_Request_: Find every line containing the word "isolators" in the records below; report only how many there are.

_Entries_:
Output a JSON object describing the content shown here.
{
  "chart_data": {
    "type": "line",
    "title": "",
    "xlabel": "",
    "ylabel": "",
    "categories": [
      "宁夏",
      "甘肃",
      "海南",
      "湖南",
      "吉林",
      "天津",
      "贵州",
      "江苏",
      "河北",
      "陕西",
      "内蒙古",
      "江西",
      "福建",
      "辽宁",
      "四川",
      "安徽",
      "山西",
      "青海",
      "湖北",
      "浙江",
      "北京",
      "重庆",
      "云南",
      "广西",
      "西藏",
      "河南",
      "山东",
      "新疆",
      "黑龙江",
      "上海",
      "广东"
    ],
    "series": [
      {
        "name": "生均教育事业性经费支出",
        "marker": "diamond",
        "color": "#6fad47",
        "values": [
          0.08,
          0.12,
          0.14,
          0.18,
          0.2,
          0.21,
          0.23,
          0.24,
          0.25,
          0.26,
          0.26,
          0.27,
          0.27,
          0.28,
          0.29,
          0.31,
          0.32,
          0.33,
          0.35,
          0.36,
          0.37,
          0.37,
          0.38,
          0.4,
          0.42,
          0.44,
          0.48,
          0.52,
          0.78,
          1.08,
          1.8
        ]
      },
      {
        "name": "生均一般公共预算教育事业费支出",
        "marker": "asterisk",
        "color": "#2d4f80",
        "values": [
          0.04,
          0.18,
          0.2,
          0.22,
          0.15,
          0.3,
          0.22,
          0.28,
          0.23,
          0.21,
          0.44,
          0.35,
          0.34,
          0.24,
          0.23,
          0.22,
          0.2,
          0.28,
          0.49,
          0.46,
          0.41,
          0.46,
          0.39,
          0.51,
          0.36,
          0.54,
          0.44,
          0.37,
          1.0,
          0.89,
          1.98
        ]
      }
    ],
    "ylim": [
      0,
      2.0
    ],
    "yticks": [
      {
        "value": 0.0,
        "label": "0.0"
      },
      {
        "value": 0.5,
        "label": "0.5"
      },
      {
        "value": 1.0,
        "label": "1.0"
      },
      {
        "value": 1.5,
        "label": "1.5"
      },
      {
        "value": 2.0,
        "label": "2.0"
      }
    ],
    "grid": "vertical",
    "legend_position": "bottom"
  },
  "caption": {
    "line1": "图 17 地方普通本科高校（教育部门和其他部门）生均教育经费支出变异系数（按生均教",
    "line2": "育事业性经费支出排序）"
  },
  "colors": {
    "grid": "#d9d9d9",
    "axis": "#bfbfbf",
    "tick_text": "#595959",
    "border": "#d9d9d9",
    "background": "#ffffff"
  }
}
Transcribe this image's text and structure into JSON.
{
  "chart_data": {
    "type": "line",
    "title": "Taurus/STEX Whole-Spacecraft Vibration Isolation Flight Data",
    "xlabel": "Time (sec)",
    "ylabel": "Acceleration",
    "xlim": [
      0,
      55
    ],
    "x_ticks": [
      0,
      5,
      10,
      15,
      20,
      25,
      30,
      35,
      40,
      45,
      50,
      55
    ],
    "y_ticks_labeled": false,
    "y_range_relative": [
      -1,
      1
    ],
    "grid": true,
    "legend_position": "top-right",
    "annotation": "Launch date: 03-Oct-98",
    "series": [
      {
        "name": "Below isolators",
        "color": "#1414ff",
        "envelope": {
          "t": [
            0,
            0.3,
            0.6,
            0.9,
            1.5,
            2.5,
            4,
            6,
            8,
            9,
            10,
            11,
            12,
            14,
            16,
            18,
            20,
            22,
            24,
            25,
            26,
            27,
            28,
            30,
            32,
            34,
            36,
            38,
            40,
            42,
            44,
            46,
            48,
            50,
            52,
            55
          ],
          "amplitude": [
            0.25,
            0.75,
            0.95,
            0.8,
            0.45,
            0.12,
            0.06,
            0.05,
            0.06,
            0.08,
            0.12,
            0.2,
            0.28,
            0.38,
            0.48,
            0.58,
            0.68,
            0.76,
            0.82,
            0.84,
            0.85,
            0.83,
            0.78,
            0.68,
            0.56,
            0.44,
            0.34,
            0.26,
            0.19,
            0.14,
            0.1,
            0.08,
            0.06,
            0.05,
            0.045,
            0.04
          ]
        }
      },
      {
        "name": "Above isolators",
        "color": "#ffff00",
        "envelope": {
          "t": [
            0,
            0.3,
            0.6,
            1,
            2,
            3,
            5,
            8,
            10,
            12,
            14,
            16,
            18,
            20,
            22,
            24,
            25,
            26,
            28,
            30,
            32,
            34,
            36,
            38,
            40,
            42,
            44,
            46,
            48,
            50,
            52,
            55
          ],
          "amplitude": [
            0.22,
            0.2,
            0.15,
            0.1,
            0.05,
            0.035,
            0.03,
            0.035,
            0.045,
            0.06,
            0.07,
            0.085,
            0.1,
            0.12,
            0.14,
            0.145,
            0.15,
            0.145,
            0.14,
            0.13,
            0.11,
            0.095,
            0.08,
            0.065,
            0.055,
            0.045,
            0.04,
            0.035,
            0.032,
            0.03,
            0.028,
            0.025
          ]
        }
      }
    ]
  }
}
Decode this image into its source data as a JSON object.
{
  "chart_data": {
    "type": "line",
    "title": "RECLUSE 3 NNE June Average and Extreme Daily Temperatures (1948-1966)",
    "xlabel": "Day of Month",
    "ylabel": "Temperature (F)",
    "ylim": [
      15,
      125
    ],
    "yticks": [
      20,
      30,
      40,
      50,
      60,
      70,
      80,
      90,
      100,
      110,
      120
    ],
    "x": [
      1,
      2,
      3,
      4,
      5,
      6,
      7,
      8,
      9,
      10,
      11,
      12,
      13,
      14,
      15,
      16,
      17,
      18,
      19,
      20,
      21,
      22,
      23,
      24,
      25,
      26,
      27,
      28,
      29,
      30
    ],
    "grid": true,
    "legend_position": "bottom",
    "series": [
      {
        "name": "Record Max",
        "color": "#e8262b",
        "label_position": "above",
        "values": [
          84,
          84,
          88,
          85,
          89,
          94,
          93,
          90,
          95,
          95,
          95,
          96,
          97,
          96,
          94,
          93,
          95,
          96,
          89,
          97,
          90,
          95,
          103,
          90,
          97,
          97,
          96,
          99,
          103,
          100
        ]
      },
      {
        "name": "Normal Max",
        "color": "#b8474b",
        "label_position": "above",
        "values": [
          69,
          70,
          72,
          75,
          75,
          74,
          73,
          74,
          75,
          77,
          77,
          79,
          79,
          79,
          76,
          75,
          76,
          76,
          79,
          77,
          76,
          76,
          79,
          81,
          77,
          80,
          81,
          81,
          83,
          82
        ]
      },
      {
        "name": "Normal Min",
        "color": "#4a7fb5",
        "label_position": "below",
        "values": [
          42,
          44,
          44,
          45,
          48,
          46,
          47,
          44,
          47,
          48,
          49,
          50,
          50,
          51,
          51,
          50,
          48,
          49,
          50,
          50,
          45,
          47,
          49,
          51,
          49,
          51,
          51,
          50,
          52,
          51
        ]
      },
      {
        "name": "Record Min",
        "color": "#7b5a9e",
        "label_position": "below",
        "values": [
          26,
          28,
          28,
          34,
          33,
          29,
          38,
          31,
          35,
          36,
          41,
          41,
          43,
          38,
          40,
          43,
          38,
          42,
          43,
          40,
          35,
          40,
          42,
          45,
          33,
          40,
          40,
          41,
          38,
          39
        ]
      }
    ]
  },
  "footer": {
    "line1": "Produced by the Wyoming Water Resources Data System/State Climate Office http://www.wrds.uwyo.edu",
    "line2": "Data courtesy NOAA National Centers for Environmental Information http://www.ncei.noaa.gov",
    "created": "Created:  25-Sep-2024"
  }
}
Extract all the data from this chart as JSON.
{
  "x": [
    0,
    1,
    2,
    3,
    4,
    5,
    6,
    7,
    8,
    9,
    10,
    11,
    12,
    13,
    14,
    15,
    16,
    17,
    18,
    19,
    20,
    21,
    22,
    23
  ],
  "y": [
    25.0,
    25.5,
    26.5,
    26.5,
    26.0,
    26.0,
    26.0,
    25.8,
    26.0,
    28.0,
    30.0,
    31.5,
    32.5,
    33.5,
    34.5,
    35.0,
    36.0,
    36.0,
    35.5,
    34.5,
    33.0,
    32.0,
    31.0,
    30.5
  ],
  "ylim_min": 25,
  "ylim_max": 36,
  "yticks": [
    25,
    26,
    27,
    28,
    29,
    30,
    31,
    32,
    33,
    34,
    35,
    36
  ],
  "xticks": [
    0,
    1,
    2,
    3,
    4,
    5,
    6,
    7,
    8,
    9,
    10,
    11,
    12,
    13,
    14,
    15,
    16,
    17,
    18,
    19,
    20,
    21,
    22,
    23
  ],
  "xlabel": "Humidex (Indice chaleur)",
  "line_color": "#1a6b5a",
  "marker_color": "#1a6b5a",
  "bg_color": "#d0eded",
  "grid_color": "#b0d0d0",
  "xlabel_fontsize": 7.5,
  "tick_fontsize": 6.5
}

_Exercise solution_: 2